--- START ---

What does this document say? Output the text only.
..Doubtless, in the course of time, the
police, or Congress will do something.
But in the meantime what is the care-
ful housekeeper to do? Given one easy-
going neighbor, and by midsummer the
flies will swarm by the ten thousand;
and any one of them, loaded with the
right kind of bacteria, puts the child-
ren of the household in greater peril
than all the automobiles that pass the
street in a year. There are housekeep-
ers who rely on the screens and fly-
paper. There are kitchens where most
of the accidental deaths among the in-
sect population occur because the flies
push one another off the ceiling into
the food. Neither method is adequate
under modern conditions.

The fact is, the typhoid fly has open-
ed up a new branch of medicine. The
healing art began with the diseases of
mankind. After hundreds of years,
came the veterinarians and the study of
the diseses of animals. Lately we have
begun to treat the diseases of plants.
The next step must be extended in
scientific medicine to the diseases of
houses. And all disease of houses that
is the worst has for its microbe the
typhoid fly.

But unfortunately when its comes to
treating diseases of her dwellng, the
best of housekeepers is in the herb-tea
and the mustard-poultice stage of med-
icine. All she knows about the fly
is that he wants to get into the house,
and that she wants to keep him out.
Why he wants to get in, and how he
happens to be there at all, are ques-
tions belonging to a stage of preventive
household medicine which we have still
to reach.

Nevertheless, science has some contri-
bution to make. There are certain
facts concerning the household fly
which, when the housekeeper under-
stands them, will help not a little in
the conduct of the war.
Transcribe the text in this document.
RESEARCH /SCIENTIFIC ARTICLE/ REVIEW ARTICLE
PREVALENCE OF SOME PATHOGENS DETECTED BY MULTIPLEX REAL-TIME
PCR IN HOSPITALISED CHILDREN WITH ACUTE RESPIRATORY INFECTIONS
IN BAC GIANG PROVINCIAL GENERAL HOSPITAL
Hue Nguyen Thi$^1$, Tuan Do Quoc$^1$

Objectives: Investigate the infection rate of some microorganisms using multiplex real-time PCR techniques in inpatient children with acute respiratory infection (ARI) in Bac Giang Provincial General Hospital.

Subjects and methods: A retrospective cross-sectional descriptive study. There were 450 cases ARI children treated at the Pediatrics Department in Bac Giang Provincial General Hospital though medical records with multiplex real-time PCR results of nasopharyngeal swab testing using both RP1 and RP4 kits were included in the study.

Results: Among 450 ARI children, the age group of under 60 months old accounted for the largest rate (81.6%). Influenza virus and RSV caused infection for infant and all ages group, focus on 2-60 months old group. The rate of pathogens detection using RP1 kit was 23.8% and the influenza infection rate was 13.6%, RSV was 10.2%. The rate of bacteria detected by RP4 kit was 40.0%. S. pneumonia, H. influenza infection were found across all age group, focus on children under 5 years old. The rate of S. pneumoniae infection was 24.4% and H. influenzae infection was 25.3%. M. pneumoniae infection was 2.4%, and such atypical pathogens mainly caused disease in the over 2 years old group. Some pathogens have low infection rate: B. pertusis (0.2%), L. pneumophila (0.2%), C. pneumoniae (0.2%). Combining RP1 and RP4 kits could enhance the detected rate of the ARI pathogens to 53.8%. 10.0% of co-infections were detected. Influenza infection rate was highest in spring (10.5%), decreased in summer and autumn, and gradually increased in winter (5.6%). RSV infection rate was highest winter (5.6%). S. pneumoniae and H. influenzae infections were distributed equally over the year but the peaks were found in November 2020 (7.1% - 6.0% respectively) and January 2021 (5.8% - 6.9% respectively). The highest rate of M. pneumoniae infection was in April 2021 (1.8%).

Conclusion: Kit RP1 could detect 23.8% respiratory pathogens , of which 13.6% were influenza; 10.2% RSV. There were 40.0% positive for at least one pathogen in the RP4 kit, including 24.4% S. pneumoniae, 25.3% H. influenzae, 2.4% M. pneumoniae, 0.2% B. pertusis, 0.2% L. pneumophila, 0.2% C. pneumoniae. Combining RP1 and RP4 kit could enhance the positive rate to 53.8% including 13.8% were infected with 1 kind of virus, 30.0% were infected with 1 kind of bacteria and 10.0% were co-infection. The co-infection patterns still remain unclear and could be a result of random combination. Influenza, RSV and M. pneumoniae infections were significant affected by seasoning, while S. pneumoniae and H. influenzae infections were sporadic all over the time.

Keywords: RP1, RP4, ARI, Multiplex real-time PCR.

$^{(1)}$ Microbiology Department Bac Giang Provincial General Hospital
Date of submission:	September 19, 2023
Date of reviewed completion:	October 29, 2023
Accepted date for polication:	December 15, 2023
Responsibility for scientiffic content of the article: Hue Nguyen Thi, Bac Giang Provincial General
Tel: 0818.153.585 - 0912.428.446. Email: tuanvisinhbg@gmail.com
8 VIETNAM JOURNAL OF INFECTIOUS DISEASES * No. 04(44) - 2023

--- END ---

Task objective ▸ Copy each line of the listing that contains the string "typhoid".

Exercise result ▸
The fact is, the typhoid fly has open-
typhoid fly.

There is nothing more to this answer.